- WHAT IS BEING ASKED -
Every entry needs to be written out again exactly.

- RECORDS FOR THE TASK -
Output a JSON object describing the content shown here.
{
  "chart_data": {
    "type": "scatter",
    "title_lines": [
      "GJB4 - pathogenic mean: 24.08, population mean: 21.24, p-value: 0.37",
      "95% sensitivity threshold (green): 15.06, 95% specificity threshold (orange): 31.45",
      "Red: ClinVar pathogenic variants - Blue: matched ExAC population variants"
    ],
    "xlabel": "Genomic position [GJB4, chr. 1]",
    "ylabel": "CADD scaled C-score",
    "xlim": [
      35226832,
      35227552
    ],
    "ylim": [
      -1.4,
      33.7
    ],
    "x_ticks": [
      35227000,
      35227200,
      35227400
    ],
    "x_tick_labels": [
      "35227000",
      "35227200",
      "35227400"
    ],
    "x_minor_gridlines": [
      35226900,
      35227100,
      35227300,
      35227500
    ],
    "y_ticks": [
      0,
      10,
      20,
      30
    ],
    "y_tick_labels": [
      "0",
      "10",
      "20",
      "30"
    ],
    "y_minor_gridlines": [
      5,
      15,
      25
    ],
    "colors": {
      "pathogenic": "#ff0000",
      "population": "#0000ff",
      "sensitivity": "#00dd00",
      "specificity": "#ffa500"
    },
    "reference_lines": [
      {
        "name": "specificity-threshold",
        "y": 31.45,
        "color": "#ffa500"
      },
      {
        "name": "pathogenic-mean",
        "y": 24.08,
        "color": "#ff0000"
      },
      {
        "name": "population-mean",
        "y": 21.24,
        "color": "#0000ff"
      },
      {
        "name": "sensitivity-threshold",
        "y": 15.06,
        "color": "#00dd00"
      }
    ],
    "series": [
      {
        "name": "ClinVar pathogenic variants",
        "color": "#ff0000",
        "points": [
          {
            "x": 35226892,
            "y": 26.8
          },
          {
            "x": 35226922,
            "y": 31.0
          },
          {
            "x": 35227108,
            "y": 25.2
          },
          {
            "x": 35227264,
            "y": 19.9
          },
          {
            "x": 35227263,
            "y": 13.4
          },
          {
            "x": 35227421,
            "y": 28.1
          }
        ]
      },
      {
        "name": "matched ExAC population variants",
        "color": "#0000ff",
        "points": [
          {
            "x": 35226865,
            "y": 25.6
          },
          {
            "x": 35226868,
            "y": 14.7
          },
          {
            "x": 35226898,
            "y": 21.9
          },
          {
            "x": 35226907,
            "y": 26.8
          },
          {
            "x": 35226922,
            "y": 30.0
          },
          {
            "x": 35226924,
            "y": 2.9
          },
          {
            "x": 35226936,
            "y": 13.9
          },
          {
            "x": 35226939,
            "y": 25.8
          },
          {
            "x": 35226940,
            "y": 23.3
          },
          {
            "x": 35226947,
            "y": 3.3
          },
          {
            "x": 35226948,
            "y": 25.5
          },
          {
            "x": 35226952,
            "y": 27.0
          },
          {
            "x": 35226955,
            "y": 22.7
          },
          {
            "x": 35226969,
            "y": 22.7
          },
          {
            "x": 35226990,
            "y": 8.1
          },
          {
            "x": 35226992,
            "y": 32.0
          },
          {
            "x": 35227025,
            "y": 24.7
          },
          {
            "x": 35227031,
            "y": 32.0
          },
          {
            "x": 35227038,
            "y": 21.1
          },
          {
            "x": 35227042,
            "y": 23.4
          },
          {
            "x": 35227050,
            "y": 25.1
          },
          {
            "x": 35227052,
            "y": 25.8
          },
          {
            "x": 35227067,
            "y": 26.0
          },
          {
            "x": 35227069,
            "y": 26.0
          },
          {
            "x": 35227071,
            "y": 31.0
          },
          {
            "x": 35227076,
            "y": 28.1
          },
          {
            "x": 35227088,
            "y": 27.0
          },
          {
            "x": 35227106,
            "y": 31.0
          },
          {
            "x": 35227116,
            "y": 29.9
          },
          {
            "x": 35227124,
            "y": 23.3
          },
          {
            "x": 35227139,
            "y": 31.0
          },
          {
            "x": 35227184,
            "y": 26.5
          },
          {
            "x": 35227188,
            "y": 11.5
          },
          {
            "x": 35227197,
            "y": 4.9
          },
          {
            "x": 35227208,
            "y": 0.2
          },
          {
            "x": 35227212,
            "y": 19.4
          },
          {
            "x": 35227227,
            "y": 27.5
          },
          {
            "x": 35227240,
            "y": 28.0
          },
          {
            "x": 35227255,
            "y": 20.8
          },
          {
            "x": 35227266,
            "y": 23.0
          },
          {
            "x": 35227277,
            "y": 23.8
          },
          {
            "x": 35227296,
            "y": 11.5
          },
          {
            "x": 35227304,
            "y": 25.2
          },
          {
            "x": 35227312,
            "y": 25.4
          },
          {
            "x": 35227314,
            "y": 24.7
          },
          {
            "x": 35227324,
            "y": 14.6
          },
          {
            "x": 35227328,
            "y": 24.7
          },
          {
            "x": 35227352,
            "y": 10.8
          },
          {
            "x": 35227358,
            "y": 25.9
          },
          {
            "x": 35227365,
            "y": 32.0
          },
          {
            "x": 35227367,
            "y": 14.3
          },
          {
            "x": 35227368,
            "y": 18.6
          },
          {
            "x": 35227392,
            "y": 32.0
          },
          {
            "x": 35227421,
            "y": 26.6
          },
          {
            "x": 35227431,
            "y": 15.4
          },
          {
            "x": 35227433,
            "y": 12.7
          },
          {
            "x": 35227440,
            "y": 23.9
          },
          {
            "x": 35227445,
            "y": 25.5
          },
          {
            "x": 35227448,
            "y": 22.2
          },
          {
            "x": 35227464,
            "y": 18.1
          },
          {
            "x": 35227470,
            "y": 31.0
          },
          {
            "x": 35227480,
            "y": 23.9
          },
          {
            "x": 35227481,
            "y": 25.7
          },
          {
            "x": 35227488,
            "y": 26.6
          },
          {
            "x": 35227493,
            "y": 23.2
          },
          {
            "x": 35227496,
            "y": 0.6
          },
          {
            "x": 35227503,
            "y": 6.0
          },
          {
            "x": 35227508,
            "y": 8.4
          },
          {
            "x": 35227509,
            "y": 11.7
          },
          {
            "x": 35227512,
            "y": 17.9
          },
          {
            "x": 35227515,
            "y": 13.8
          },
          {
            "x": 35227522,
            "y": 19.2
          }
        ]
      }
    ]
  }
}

- OUTPUT BELOW -
Output a JSON object describing the content shown here.
{
  "chart_data": {
    "type": "scatter",
    "title_lines": [
      "GJB4 - pathogenic mean: 24.08, population mean: 21.24, p-value: 0.37",
      "95% sensitivity threshold (green): 15.06, 95% specificity threshold (orange): 31.45",
      "Red: ClinVar pathogenic variants - Blue: matched ExAC population variants"
    ],
    "xlabel": "Genomic position [GJB4, chr. 1]",
    "ylabel": "CADD scaled C-score",
    "xlim": [
      35226832,
      35227552
    ],
    "ylim": [
      -1.4,
      33.7
    ],
    "x_ticks": [
      35227000,
      35227200,
      35227400
    ],
    "x_tick_labels": [
      "35227000",
      "35227200",
      "35227400"
    ],
    "x_minor_gridlines": [
      35226900,
      35227100,
      35227300,
      35227500
    ],
    "y_ticks": [
      0,
      10,
      20,
      30
    ],
    "y_tick_labels": [
      "0",
      "10",
      "20",
      "30"
    ],
    "y_minor_gridlines": [
      5,
      15,
      25
    ],
    "colors": {
      "pathogenic": "#ff0000",
      "population": "#0000ff",
      "sensitivity": "#00dd00",
      "specificity": "#ffa500"
    },
    "reference_lines": [
      {
        "name": "specificity-threshold",
        "y": 31.45,
        "color": "#ffa500"
      },
      {
        "name": "pathogenic-mean",
        "y": 24.08,
        "color": "#ff0000"
      },
      {
        "name": "population-mean",
        "y": 21.24,
        "color": "#0000ff"
      },
      {
        "name": "sensitivity-threshold",
        "y": 15.06,
        "color": "#00dd00"
      }
    ],
    "series": [
      {
        "name": "ClinVar pathogenic variants",
        "color": "#ff0000",
        "points": [
          {
            "x": 35226892,
            "y": 26.8
          },
          {
            "x": 35226922,
            "y": 31.0
          },
          {
            "x": 35227108,
            "y": 25.2
          },
          {
            "x": 35227264,
            "y": 19.9
          },
          {
            "x": 35227263,
            "y": 13.4
          },
          {
            "x": 35227421,
            "y": 28.1
          }
        ]
      },
      {
        "name": "matched ExAC population variants",
        "color": "#0000ff",
        "points": [
          {
            "x": 35226865,
            "y": 25.6
          },
          {
            "x": 35226868,
            "y": 14.7
          },
          {
            "x": 35226898,
            "y": 21.9
          },
          {
            "x": 35226907,
            "y": 26.8
          },
          {
            "x": 35226922,
            "y": 30.0
          },
          {
            "x": 35226924,
            "y": 2.9
          },
          {
            "x": 35226936,
            "y": 13.9
          },
          {
            "x": 35226939,
            "y": 25.8
          },
          {
            "x": 35226940,
            "y": 23.3
          },
          {
            "x": 35226947,
            "y": 3.3
          },
          {
            "x": 35226948,
            "y": 25.5
          },
          {
            "x": 35226952,
            "y": 27.0
          },
          {
            "x": 35226955,
            "y": 22.7
          },
          {
            "x": 35226969,
            "y": 22.7
          },
          {
            "x": 35226990,
            "y": 8.1
          },
          {
            "x": 35226992,
            "y": 32.0
          },
          {
            "x": 35227025,
            "y": 24.7
          },
          {
            "x": 35227031,
            "y": 32.0
          },
          {
            "x": 35227038,
            "y": 21.1
          },
          {
            "x": 35227042,
            "y": 23.4
          },
          {
            "x": 35227050,
            "y": 25.1
          },
          {
            "x": 35227052,
            "y": 25.8
          },
          {
            "x": 35227067,
            "y": 26.0
          },
          {
            "x": 35227069,
            "y": 26.0
          },
          {
            "x": 35227071,
            "y": 31.0
          },
          {
            "x": 35227076,
            "y": 28.1
          },
          {
            "x": 35227088,
            "y": 27.0
          },
          {
            "x": 35227106,
            "y": 31.0
          },
          {
            "x": 35227116,
            "y": 29.9
          },
          {
            "x": 35227124,
            "y": 23.3
          },
          {
            "x": 35227139,
            "y": 31.0
          },
          {
            "x": 35227184,
            "y": 26.5
          },
          {
            "x": 35227188,
            "y": 11.5
          },
          {
            "x": 35227197,
            "y": 4.9
          },
          {
            "x": 35227208,
            "y": 0.2
          },
          {
            "x": 35227212,
            "y": 19.4
          },
          {
            "x": 35227227,
            "y": 27.5
          },
          {
            "x": 35227240,
            "y": 28.0
          },
          {
            "x": 35227255,
            "y": 20.8
          },
          {
            "x": 35227266,
            "y": 23.0
          },
          {
            "x": 35227277,
            "y": 23.8
          },
          {
            "x": 35227296,
            "y": 11.5
          },
          {
            "x": 35227304,
            "y": 25.2
          },
          {
            "x": 35227312,
            "y": 25.4
          },
          {
            "x": 35227314,
            "y": 24.7
          },
          {
            "x": 35227324,
            "y": 14.6
          },
          {
            "x": 35227328,
            "y": 24.7
          },
          {
            "x": 35227352,
            "y": 10.8
          },
          {
            "x": 35227358,
            "y": 25.9
          },
          {
            "x": 35227365,
            "y": 32.0
          },
          {
            "x": 35227367,
            "y": 14.3
          },
          {
            "x": 35227368,
            "y": 18.6
          },
          {
            "x": 35227392,
            "y": 32.0
          },
          {
            "x": 35227421,
            "y": 26.6
          },
          {
            "x": 35227431,
            "y": 15.4
          },
          {
            "x": 35227433,
            "y": 12.7
          },
          {
            "x": 35227440,
            "y": 23.9
          },
          {
            "x": 35227445,
            "y": 25.5
          },
          {
            "x": 35227448,
            "y": 22.2
          },
          {
            "x": 35227464,
            "y": 18.1
          },
          {
            "x": 35227470,
            "y": 31.0
          },
          {
            "x": 35227480,
            "y": 23.9
          },
          {
            "x": 35227481,
            "y": 25.7
          },
          {
            "x": 35227488,
            "y": 26.6
          },
          {
            "x": 35227493,
            "y": 23.2
          },
          {
            "x": 35227496,
            "y": 0.6
          },
          {
            "x": 35227503,
            "y": 6.0
          },
          {
            "x": 35227508,
            "y": 8.4
          },
          {
            "x": 35227509,
            "y": 11.7
          },
          {
            "x": 35227512,
            "y": 17.9
          },
          {
            "x": 35227515,
            "y": 13.8
          },
          {
            "x": 35227522,
            "y": 19.2
          }
        ]
      }
    ]
  }
}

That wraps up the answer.